* _Problem_: Will you give the material below again, every line exactly as it is?

_ _ _ _

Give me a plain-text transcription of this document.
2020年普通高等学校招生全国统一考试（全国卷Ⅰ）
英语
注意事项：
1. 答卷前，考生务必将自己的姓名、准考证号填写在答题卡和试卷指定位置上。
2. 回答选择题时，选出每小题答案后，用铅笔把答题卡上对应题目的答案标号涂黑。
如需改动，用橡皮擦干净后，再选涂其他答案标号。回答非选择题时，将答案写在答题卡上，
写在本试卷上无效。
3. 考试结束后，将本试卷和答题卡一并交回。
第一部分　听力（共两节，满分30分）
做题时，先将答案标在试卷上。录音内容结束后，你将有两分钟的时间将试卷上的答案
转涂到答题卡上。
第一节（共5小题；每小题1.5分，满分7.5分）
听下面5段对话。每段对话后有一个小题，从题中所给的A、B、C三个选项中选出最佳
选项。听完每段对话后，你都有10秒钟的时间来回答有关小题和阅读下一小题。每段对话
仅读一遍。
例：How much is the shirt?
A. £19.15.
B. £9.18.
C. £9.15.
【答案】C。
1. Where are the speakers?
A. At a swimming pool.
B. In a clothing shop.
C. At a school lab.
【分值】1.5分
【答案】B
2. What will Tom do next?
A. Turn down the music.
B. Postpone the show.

_ _ _ _

* _Complete output_:
Give me a plain-text transcription of this document.
2020年普通高等学校招生全国统一考试（全国卷Ⅰ）
英语
注意事项：
1. 答卷前，考生务必将自己的姓名、准考证号填写在答题卡和试卷指定位置上。
2. 回答选择题时，选出每小题答案后，用铅笔把答题卡上对应题目的答案标号涂黑。
如需改动，用橡皮擦干净后，再选涂其他答案标号。回答非选择题时，将答案写在答题卡上，
写在本试卷上无效。
3. 考试结束后，将本试卷和答题卡一并交回。
第一部分　听力（共两节，满分30分）
做题时，先将答案标在试卷上。录音内容结束后，你将有两分钟的时间将试卷上的答案
转涂到答题卡上。
第一节（共5小题；每小题1.5分，满分7.5分）
听下面5段对话。每段对话后有一个小题，从题中所给的A、B、C三个选项中选出最佳
选项。听完每段对话后，你都有10秒钟的时间来回答有关小题和阅读下一小题。每段对话
仅读一遍。
例：How much is the shirt?
A. £19.15.
B. £9.18.
C. £9.15.
【答案】C。
1. Where are the speakers?
A. At a swimming pool.
B. In a clothing shop.
C. At a school lab.
【分值】1.5分
【答案】B
2. What will Tom do next?
A. Turn down the music.
B. Postpone the show.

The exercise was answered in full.